Reproduce the listing below word for word, with no pictures.

* [Recorded information]
______________________________

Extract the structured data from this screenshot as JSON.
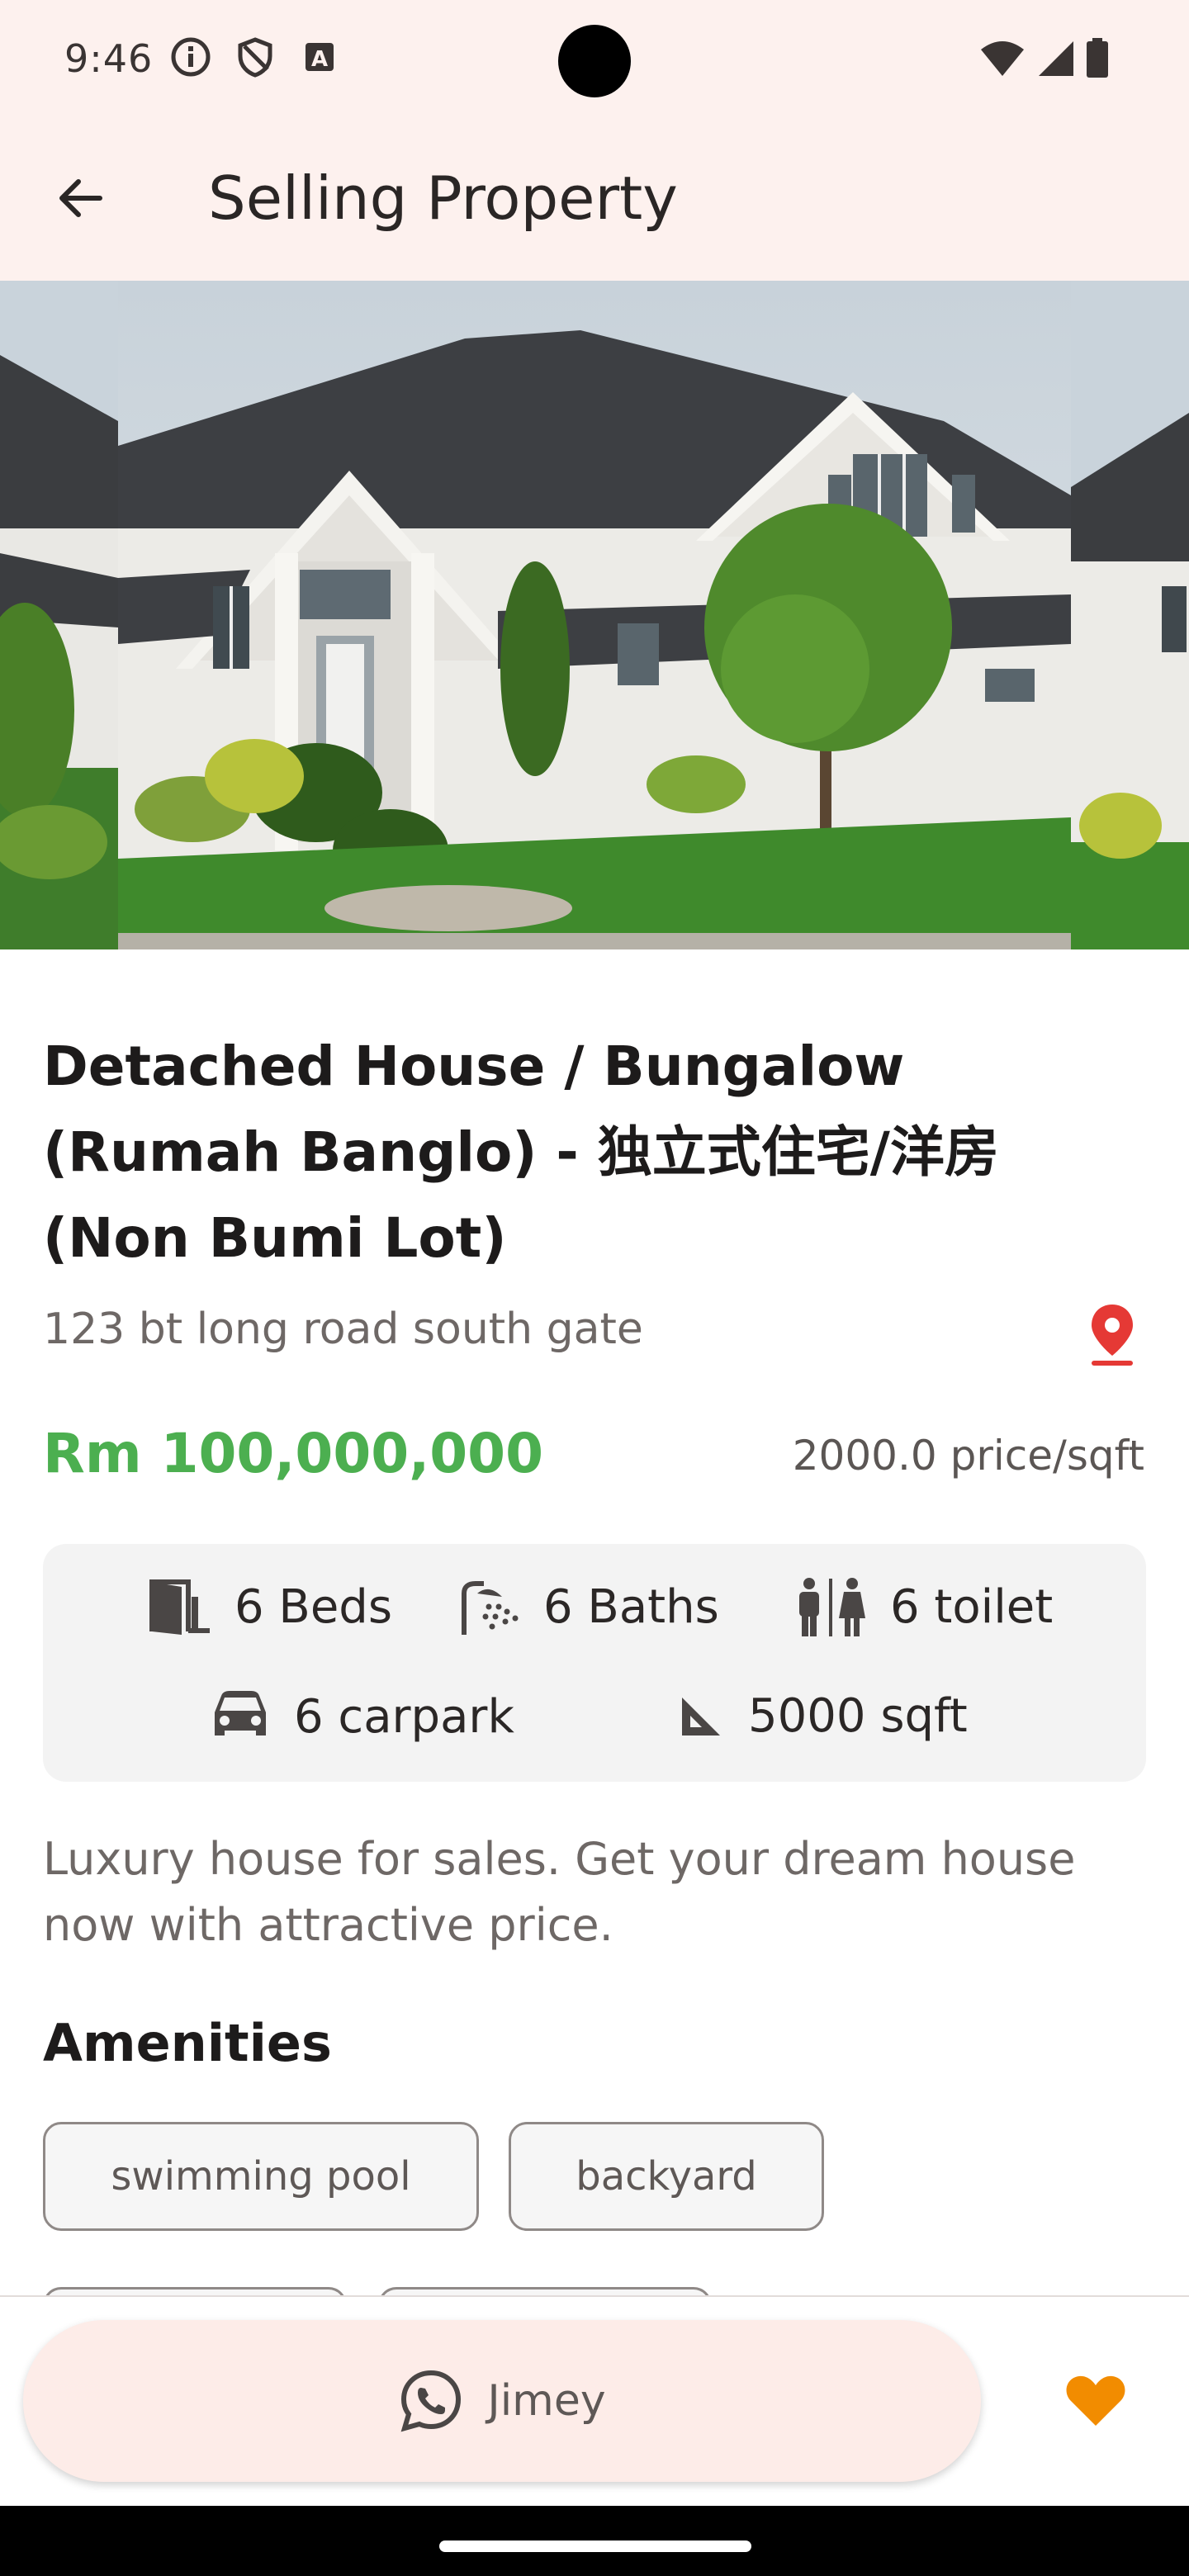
{
  "status_bar": {
    "time": "9:46",
    "icons": [
      "info-icon",
      "shield-icon",
      "text-a-icon",
      "wifi-icon",
      "signal-icon",
      "battery-icon"
    ]
  },
  "app_bar": {
    "back_icon": "arrow-left-icon",
    "title": "Selling Property"
  },
  "property": {
    "title": "Detached House / Bungalow (Rumah Banglo) - 独立式住宅/洋房 (Non Bumi Lot)",
    "address": "123 bt long road south gate",
    "price": "Rm 100,000,000",
    "price_per_sqft": "2000.0 price/sqft",
    "specs": {
      "beds": "6 Beds",
      "baths": "6 Baths",
      "toilet": "6 toilet",
      "carpark": "6 carpark",
      "area": "5000 sqft"
    },
    "description": "Luxury house for sales. Get your dream house now with attractive price."
  },
  "amenities": {
    "title": "Amenities",
    "items": [
      "swimming pool",
      "backyard"
    ]
  },
  "bottom": {
    "contact_name": "Jimey",
    "contact_icon": "whatsapp-icon",
    "favorite_icon": "heart-icon"
  },
  "colors": {
    "accent_green": "#4caf50",
    "pin_red": "#e53935",
    "heart_orange": "#f28c00",
    "surface": "#fdf1ee"
  }
}
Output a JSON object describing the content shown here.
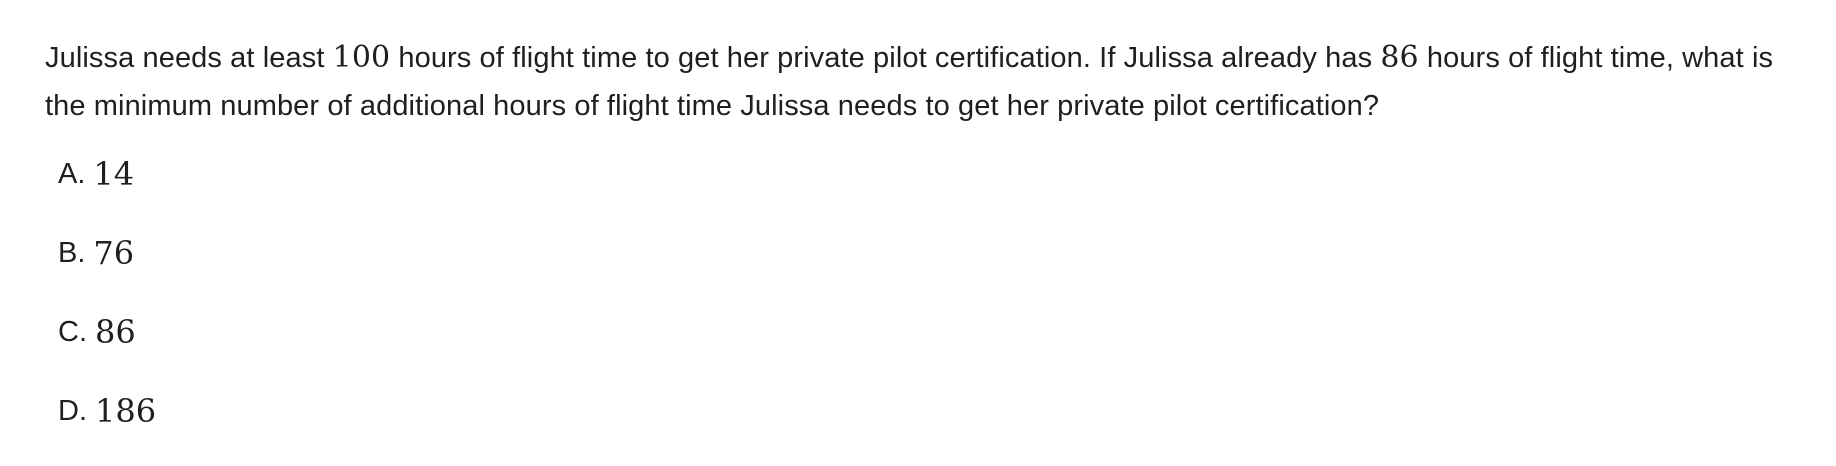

______________________________

* [Answer in full]
Extract the structured data from this screenshot as JSON.
{
  "status_bar": {
    "time": "9:46",
    "icons": [
      "info-icon",
      "shield-icon",
      "text-a-icon",
      "wifi-icon",
      "signal-icon",
      "battery-icon"
    ]
  },
  "app_bar": {
    "back_icon": "arrow-left-icon",
    "title": "Selling Property"
  },
  "property": {
    "title": "Detached House / Bungalow (Rumah Banglo) - 独立式住宅/洋房 (Non Bumi Lot)",
    "address": "123 bt long road south gate",
    "price": "Rm 100,000,000",
    "price_per_sqft": "2000.0 price/sqft",
    "specs": {
      "beds": "6 Beds",
      "baths": "6 Baths",
      "toilet": "6 toilet",
      "carpark": "6 carpark",
      "area": "5000 sqft"
    },
    "description": "Luxury house for sales. Get your dream house now with attractive price."
  },
  "amenities": {
    "title": "Amenities",
    "items": [
      "swimming pool",
      "backyard"
    ]
  },
  "bottom": {
    "contact_name": "Jimey",
    "contact_icon": "whatsapp-icon",
    "favorite_icon": "heart-icon"
  },
  "colors": {
    "accent_green": "#4caf50",
    "pin_red": "#e53935",
    "heart_orange": "#f28c00",
    "surface": "#fdf1ee"
  }
}
Output a JSON object describing the content shown here.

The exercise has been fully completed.